Copy out all lines where "exponent" appears.

Entries with figure data

'''

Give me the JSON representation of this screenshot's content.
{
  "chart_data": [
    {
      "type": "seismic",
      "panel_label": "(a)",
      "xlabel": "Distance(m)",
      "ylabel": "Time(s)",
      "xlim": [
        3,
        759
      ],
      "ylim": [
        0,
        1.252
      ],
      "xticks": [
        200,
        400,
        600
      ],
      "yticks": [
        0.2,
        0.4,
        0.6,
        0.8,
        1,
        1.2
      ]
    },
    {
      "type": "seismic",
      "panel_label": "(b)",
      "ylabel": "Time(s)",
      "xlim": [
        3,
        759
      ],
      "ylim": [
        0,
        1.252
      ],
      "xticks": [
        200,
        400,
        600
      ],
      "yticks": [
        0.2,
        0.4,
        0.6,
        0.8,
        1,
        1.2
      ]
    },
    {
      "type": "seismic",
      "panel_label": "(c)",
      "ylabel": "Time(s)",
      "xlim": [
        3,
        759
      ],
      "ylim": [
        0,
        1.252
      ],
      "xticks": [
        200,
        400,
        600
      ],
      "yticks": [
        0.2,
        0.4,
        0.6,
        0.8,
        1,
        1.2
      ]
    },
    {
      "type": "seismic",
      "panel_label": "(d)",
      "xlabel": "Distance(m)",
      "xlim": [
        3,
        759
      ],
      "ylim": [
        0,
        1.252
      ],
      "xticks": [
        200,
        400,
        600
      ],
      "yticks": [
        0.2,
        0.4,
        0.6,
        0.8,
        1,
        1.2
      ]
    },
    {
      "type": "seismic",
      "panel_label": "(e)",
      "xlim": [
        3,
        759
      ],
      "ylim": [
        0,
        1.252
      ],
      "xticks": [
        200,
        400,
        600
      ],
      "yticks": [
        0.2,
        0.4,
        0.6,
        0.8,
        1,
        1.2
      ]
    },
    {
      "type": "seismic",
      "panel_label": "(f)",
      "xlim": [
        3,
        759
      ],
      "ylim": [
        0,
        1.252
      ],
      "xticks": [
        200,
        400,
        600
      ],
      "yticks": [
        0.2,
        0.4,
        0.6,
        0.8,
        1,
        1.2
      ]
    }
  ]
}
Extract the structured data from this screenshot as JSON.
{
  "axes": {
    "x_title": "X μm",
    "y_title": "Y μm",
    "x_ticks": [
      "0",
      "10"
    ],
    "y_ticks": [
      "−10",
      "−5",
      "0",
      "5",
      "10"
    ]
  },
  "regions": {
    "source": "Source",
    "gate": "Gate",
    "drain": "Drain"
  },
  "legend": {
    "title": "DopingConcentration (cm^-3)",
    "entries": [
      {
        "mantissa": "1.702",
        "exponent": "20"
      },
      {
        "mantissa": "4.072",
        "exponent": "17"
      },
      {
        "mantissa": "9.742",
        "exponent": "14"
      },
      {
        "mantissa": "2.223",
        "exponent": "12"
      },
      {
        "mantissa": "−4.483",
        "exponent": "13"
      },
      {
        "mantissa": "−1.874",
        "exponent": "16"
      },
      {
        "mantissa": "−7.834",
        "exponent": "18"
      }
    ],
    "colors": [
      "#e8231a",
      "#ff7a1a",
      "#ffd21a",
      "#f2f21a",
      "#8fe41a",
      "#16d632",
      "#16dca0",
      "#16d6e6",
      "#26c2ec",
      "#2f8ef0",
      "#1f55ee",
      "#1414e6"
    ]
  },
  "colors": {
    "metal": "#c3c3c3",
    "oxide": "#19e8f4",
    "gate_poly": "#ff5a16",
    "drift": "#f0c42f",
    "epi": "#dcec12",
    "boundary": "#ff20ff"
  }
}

'''

In response:
        "exponent": "20"
        "exponent": "17"
        "exponent": "14"
        "exponent": "12"
        "exponent": "13"
        "exponent": "16"
        "exponent": "18"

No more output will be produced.